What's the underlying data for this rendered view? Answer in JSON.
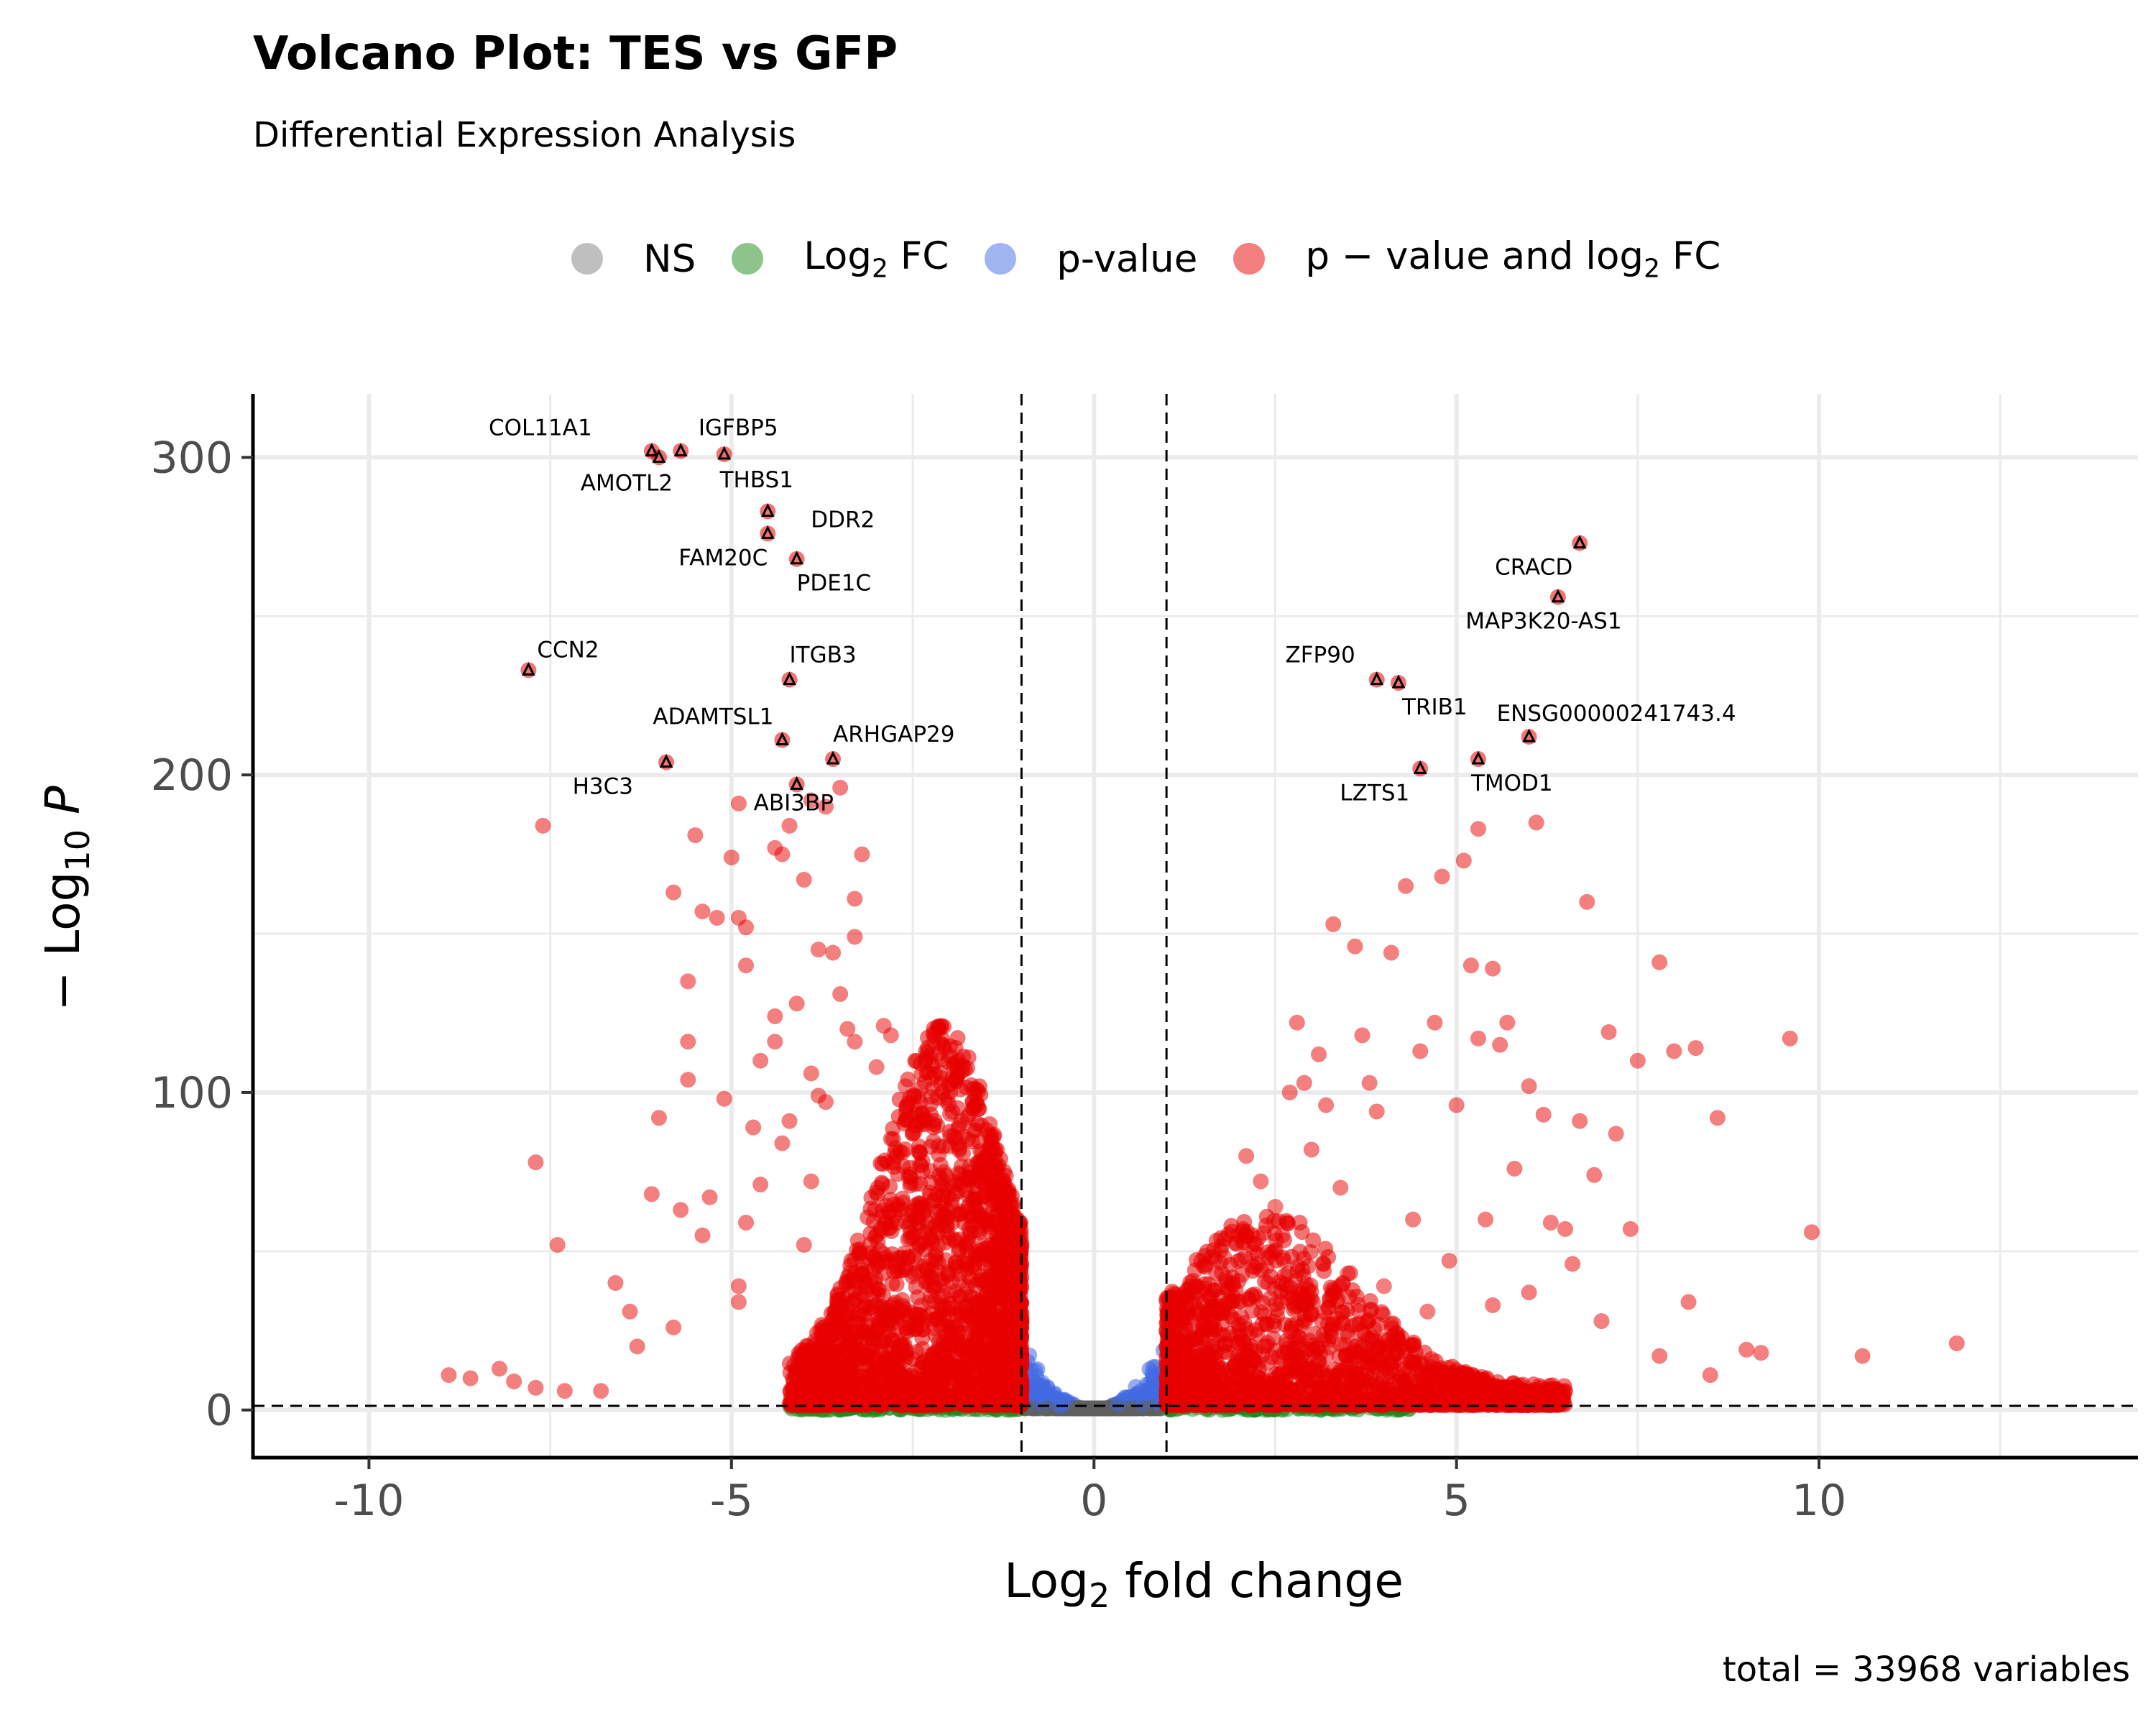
{
  "title": "Volcano Plot: TES vs GFP",
  "subtitle": "Differential Expression Analysis",
  "caption": "total = 33968 variables",
  "legend": [
    {
      "base": "NS",
      "sub": "",
      "after": "",
      "color": "#808080"
    },
    {
      "base": "Log",
      "sub": "2",
      "after": " FC",
      "color": "#1a8a1a"
    },
    {
      "base": "p-value",
      "sub": "",
      "after": "",
      "color": "#4169e1"
    },
    {
      "base": "p − value and log",
      "sub": "2",
      "after": " FC",
      "color": "#e80000"
    }
  ],
  "chart_data": {
    "type": "scatter",
    "xlabel": "Log2 fold change",
    "ylabel": "−Log10 P",
    "xlim": [
      -11.6,
      14.4
    ],
    "ylim": [
      -15,
      320
    ],
    "x_ticks": [
      -10,
      -5,
      0,
      5,
      10
    ],
    "x_tick_labels": [
      "-10",
      "-5",
      "0",
      "5",
      "10"
    ],
    "y_ticks": [
      0,
      100,
      200,
      300
    ],
    "y_tick_labels": [
      "0",
      "100",
      "200",
      "300"
    ],
    "grid": true,
    "fc_cutoff": [
      -1,
      1
    ],
    "p_cutoff": 1.3,
    "labeled_genes": [
      {
        "name": "COL11A1",
        "x": -6.1,
        "y": 302
      },
      {
        "name": "IGFBP5",
        "x": -5.7,
        "y": 302
      },
      {
        "name": "AMOTL2",
        "x": -6.0,
        "y": 300
      },
      {
        "name": "THBS1",
        "x": -5.1,
        "y": 301
      },
      {
        "name": "DDR2",
        "x": -4.5,
        "y": 283
      },
      {
        "name": "FAM20C",
        "x": -4.5,
        "y": 276
      },
      {
        "name": "PDE1C",
        "x": -4.1,
        "y": 268
      },
      {
        "name": "CCN2",
        "x": -7.8,
        "y": 233
      },
      {
        "name": "ITGB3",
        "x": -4.2,
        "y": 230
      },
      {
        "name": "ADAMTSL1",
        "x": -4.3,
        "y": 211
      },
      {
        "name": "ARHGAP29",
        "x": -3.6,
        "y": 205
      },
      {
        "name": "H3C3",
        "x": -5.9,
        "y": 204
      },
      {
        "name": "ABI3BP",
        "x": -4.1,
        "y": 197
      },
      {
        "name": "CRACD",
        "x": 6.7,
        "y": 273
      },
      {
        "name": "MAP3K20-AS1",
        "x": 6.4,
        "y": 256
      },
      {
        "name": "ZFP90",
        "x": 3.9,
        "y": 230
      },
      {
        "name": "TRIB1",
        "x": 4.2,
        "y": 229
      },
      {
        "name": "ENSG00000241743.4",
        "x": 6.0,
        "y": 212
      },
      {
        "name": "LZTS1",
        "x": 4.5,
        "y": 202
      },
      {
        "name": "TMOD1",
        "x": 5.3,
        "y": 205
      }
    ],
    "sig_points_left": [
      [
        -8.9,
        11
      ],
      [
        -8.6,
        10
      ],
      [
        -8.2,
        13
      ],
      [
        -8.0,
        9
      ],
      [
        -7.7,
        7
      ],
      [
        -7.3,
        6
      ],
      [
        -6.8,
        6
      ],
      [
        -6.6,
        40
      ],
      [
        -6.4,
        31
      ],
      [
        -6.3,
        20
      ],
      [
        -6.1,
        68
      ],
      [
        -6.0,
        92
      ],
      [
        -5.8,
        26
      ],
      [
        -5.7,
        63
      ],
      [
        -5.6,
        104
      ],
      [
        -5.6,
        116
      ],
      [
        -5.4,
        55
      ],
      [
        -5.3,
        67
      ],
      [
        -5.1,
        98
      ],
      [
        -4.9,
        34
      ],
      [
        -4.9,
        39
      ],
      [
        -4.8,
        59
      ],
      [
        -4.7,
        89
      ],
      [
        -4.6,
        71
      ],
      [
        -4.4,
        116
      ],
      [
        -4.3,
        84
      ],
      [
        -4.2,
        91
      ],
      [
        -4.0,
        52
      ],
      [
        -3.9,
        72
      ],
      [
        -3.8,
        99
      ],
      [
        -7.6,
        184
      ],
      [
        -7.7,
        78
      ],
      [
        -7.4,
        52
      ],
      [
        -5.8,
        163
      ],
      [
        -5.6,
        135
      ],
      [
        -5.4,
        157
      ],
      [
        -5.2,
        155
      ],
      [
        -5.0,
        174
      ],
      [
        -4.9,
        155
      ],
      [
        -4.8,
        152
      ],
      [
        -4.8,
        140
      ],
      [
        -4.6,
        110
      ],
      [
        -4.4,
        177
      ],
      [
        -4.3,
        175
      ],
      [
        -4.2,
        184
      ],
      [
        -4.0,
        167
      ],
      [
        -3.8,
        145
      ],
      [
        -3.6,
        144
      ],
      [
        -3.5,
        131
      ],
      [
        -3.3,
        149
      ],
      [
        -3.2,
        175
      ],
      [
        -3.3,
        161
      ],
      [
        -3.9,
        106
      ],
      [
        -3.7,
        97
      ],
      [
        -3.4,
        120
      ],
      [
        -3.3,
        116
      ],
      [
        -3.0,
        108
      ],
      [
        -2.9,
        121
      ],
      [
        -5.5,
        181
      ],
      [
        -4.9,
        191
      ],
      [
        -3.9,
        192
      ],
      [
        -3.7,
        190
      ],
      [
        -3.5,
        196
      ],
      [
        -4.1,
        128
      ],
      [
        -4.4,
        124
      ],
      [
        -2.8,
        118
      ],
      [
        -2.6,
        102
      ],
      [
        -2.5,
        87
      ],
      [
        -2.4,
        81
      ],
      [
        -2.2,
        66
      ]
    ],
    "sig_points_right": [
      [
        1.8,
        48
      ],
      [
        2.1,
        80
      ],
      [
        2.3,
        72
      ],
      [
        2.5,
        64
      ],
      [
        2.6,
        55
      ],
      [
        2.7,
        100
      ],
      [
        2.8,
        122
      ],
      [
        2.9,
        103
      ],
      [
        3.0,
        82
      ],
      [
        3.1,
        112
      ],
      [
        3.2,
        96
      ],
      [
        3.4,
        70
      ],
      [
        3.3,
        153
      ],
      [
        3.6,
        146
      ],
      [
        3.7,
        118
      ],
      [
        3.8,
        103
      ],
      [
        3.9,
        94
      ],
      [
        4.1,
        144
      ],
      [
        4.3,
        165
      ],
      [
        4.5,
        113
      ],
      [
        4.7,
        122
      ],
      [
        4.8,
        168
      ],
      [
        5.0,
        96
      ],
      [
        5.1,
        173
      ],
      [
        5.2,
        140
      ],
      [
        5.3,
        117
      ],
      [
        5.4,
        60
      ],
      [
        5.5,
        139
      ],
      [
        5.6,
        115
      ],
      [
        5.7,
        122
      ],
      [
        5.8,
        76
      ],
      [
        6.0,
        102
      ],
      [
        6.1,
        185
      ],
      [
        6.2,
        93
      ],
      [
        6.3,
        59
      ],
      [
        6.5,
        57
      ],
      [
        6.7,
        91
      ],
      [
        6.8,
        160
      ],
      [
        6.9,
        74
      ],
      [
        7.1,
        119
      ],
      [
        7.2,
        87
      ],
      [
        7.5,
        110
      ],
      [
        7.8,
        141
      ],
      [
        8.0,
        113
      ],
      [
        8.3,
        114
      ],
      [
        8.6,
        92
      ],
      [
        9.0,
        19
      ],
      [
        9.2,
        18
      ],
      [
        9.6,
        117
      ],
      [
        9.9,
        56
      ],
      [
        10.6,
        17
      ],
      [
        11.9,
        21
      ],
      [
        5.3,
        183
      ],
      [
        3.2,
        17
      ],
      [
        4.1,
        27
      ],
      [
        4.4,
        60
      ],
      [
        4.9,
        47
      ],
      [
        5.5,
        33
      ],
      [
        6.0,
        37
      ],
      [
        6.6,
        46
      ],
      [
        7.0,
        28
      ],
      [
        7.4,
        57
      ],
      [
        7.8,
        17
      ],
      [
        8.2,
        34
      ],
      [
        8.5,
        11
      ],
      [
        2.4,
        40
      ],
      [
        2.9,
        35
      ],
      [
        3.5,
        43
      ],
      [
        4.0,
        39
      ],
      [
        4.6,
        31
      ]
    ]
  }
}
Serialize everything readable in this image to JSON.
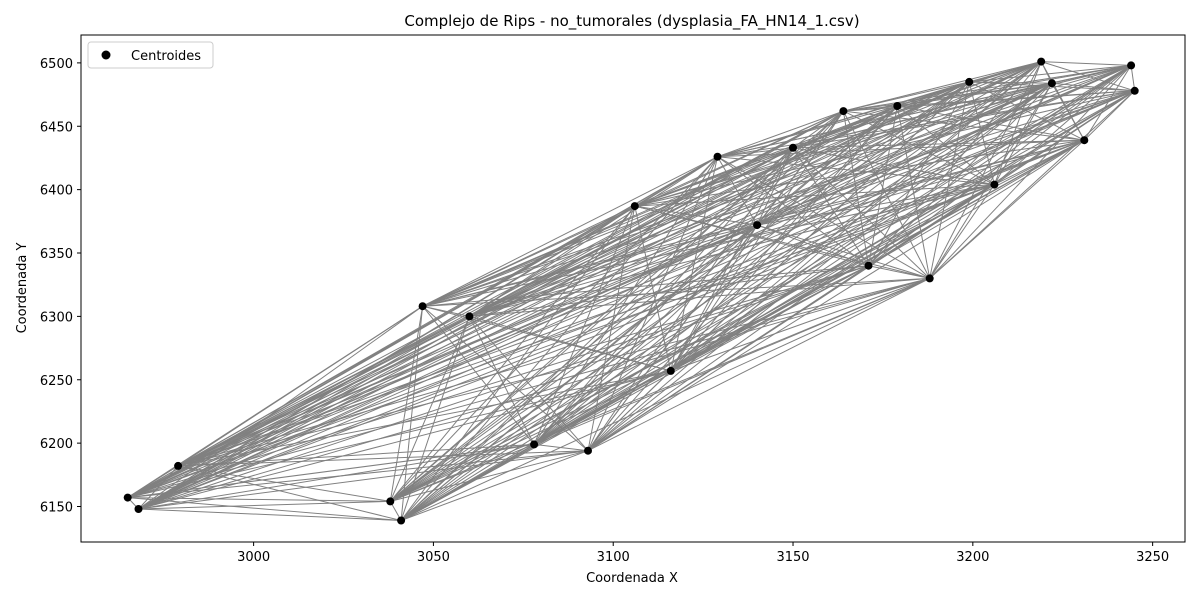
{
  "chart_data": {
    "type": "scatter",
    "title": "Complejo de Rips - no_tumorales (dysplasia_FA_HN14_1.csv)",
    "xlabel": "Coordenada X",
    "ylabel": "Coordenada Y",
    "xlim": [
      2952,
      3259
    ],
    "ylim": [
      6122,
      6522
    ],
    "xticks": [
      3000,
      3050,
      3100,
      3150,
      3200,
      3250
    ],
    "yticks": [
      6150,
      6200,
      6250,
      6300,
      6350,
      6400,
      6450,
      6500
    ],
    "grid": false,
    "legend_position": "upper-left",
    "point_color": "#000000",
    "edge_color": "#808080",
    "series": [
      {
        "name": "Centroides",
        "points": [
          [
            2965,
            6157
          ],
          [
            2968,
            6148
          ],
          [
            2979,
            6182
          ],
          [
            3038,
            6154
          ],
          [
            3041,
            6139
          ],
          [
            3047,
            6308
          ],
          [
            3093,
            6194
          ],
          [
            3106,
            6387
          ],
          [
            3129,
            6426
          ],
          [
            3164,
            6462
          ],
          [
            3171,
            6340
          ],
          [
            3188,
            6330
          ],
          [
            3199,
            6485
          ],
          [
            3219,
            6501
          ],
          [
            3231,
            6439
          ],
          [
            3244,
            6498
          ],
          [
            3245,
            6478
          ],
          [
            3179,
            6466
          ],
          [
            3222,
            6484
          ],
          [
            3206,
            6404
          ],
          [
            3116,
            6257
          ],
          [
            3078,
            6199
          ],
          [
            3150,
            6433
          ],
          [
            3140,
            6372
          ],
          [
            3060,
            6300
          ]
        ]
      }
    ]
  }
}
───
* TASK REQUIREMENTS *
Write out each line above that contains the word "this".

* WRITTEN RESPONSE *
What's the underlying data for this rendered view? Answer in JSON.
Serialize everything readable in this image to JSON.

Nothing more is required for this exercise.